Instructions to follow: Repeat every record below exactly as it appears.

** Start of Given records **

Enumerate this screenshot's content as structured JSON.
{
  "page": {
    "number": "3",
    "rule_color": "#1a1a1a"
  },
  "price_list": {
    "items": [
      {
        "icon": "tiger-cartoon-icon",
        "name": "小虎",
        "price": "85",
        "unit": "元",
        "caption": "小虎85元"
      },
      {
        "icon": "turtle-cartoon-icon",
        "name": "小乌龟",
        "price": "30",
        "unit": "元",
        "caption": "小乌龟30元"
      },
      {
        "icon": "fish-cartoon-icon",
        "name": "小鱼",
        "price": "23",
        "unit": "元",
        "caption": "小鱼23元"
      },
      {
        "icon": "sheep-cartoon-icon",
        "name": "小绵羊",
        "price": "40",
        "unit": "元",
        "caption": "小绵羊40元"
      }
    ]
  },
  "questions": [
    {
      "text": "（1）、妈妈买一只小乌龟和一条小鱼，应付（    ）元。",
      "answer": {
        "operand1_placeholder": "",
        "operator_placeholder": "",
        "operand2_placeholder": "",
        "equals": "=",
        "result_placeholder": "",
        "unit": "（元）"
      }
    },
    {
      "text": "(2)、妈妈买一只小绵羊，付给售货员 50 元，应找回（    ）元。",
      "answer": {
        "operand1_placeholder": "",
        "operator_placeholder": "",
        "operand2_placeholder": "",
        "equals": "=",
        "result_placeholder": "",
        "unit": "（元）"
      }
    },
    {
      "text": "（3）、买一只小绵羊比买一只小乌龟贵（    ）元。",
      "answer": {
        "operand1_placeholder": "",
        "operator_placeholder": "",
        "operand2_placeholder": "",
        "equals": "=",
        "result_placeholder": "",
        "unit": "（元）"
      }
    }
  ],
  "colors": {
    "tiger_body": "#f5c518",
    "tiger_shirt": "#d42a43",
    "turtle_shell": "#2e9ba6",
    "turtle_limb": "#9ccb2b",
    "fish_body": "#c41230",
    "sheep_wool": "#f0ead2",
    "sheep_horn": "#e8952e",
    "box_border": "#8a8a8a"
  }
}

** End of Given records **

Solution to this problem:
Enumerate this screenshot's content as structured JSON.
{
  "page": {
    "number": "3",
    "rule_color": "#1a1a1a"
  },
  "price_list": {
    "items": [
      {
        "icon": "tiger-cartoon-icon",
        "name": "小虎",
        "price": "85",
        "unit": "元",
        "caption": "小虎85元"
      },
      {
        "icon": "turtle-cartoon-icon",
        "name": "小乌龟",
        "price": "30",
        "unit": "元",
        "caption": "小乌龟30元"
      },
      {
        "icon": "fish-cartoon-icon",
        "name": "小鱼",
        "price": "23",
        "unit": "元",
        "caption": "小鱼23元"
      },
      {
        "icon": "sheep-cartoon-icon",
        "name": "小绵羊",
        "price": "40",
        "unit": "元",
        "caption": "小绵羊40元"
      }
    ]
  },
  "questions": [
    {
      "text": "（1）、妈妈买一只小乌龟和一条小鱼，应付（    ）元。",
      "answer": {
        "operand1_placeholder": "",
        "operator_placeholder": "",
        "operand2_placeholder": "",
        "equals": "=",
        "result_placeholder": "",
        "unit": "（元）"
      }
    },
    {
      "text": "(2)、妈妈买一只小绵羊，付给售货员 50 元，应找回（    ）元。",
      "answer": {
        "operand1_placeholder": "",
        "operator_placeholder": "",
        "operand2_placeholder": "",
        "equals": "=",
        "result_placeholder": "",
        "unit": "（元）"
      }
    },
    {
      "text": "（3）、买一只小绵羊比买一只小乌龟贵（    ）元。",
      "answer": {
        "operand1_placeholder": "",
        "operator_placeholder": "",
        "operand2_placeholder": "",
        "equals": "=",
        "result_placeholder": "",
        "unit": "（元）"
      }
    }
  ],
  "colors": {
    "tiger_body": "#f5c518",
    "tiger_shirt": "#d42a43",
    "turtle_shell": "#2e9ba6",
    "turtle_limb": "#9ccb2b",
    "fish_body": "#c41230",
    "sheep_wool": "#f0ead2",
    "sheep_horn": "#e8952e",
    "box_border": "#8a8a8a"
  }
}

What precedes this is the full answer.